WHAT YOU NEED TO DO = Extract the complete data exactly as given.

LISTED RECORDS =

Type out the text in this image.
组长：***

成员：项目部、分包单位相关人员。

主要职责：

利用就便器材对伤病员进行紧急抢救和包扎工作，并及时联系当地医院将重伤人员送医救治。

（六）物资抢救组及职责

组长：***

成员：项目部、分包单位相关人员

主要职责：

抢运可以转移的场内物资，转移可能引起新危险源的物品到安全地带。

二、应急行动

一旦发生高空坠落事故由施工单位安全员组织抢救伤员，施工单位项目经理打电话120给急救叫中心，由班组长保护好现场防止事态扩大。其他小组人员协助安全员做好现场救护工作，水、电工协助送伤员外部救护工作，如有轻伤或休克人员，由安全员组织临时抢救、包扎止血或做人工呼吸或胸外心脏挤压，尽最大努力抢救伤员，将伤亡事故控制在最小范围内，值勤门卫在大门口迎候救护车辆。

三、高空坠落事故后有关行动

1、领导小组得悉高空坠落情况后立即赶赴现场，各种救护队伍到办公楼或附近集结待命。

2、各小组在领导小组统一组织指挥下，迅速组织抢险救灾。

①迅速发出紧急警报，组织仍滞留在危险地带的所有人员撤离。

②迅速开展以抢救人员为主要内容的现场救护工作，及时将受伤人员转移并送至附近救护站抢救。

CORRECT ANSWER =
Type out the text in this image.
组长：***

成员：项目部、分包单位相关人员。

主要职责：

利用就便器材对伤病员进行紧急抢救和包扎工作，并及时联系当地医院将重伤人员送医救治。

（六）物资抢救组及职责

组长：***

成员：项目部、分包单位相关人员

主要职责：

抢运可以转移的场内物资，转移可能引起新危险源的物品到安全地带。

二、应急行动

一旦发生高空坠落事故由施工单位安全员组织抢救伤员，施工单位项目经理打电话120给急救叫中心，由班组长保护好现场防止事态扩大。其他小组人员协助安全员做好现场救护工作，水、电工协助送伤员外部救护工作，如有轻伤或休克人员，由安全员组织临时抢救、包扎止血或做人工呼吸或胸外心脏挤压，尽最大努力抢救伤员，将伤亡事故控制在最小范围内，值勤门卫在大门口迎候救护车辆。

三、高空坠落事故后有关行动

1、领导小组得悉高空坠落情况后立即赶赴现场，各种救护队伍到办公楼或附近集结待命。

2、各小组在领导小组统一组织指挥下，迅速组织抢险救灾。

①迅速发出紧急警报，组织仍滞留在危险地带的所有人员撤离。

②迅速开展以抢救人员为主要内容的现场救护工作，及时将受伤人员转移并送至附近救护站抢救。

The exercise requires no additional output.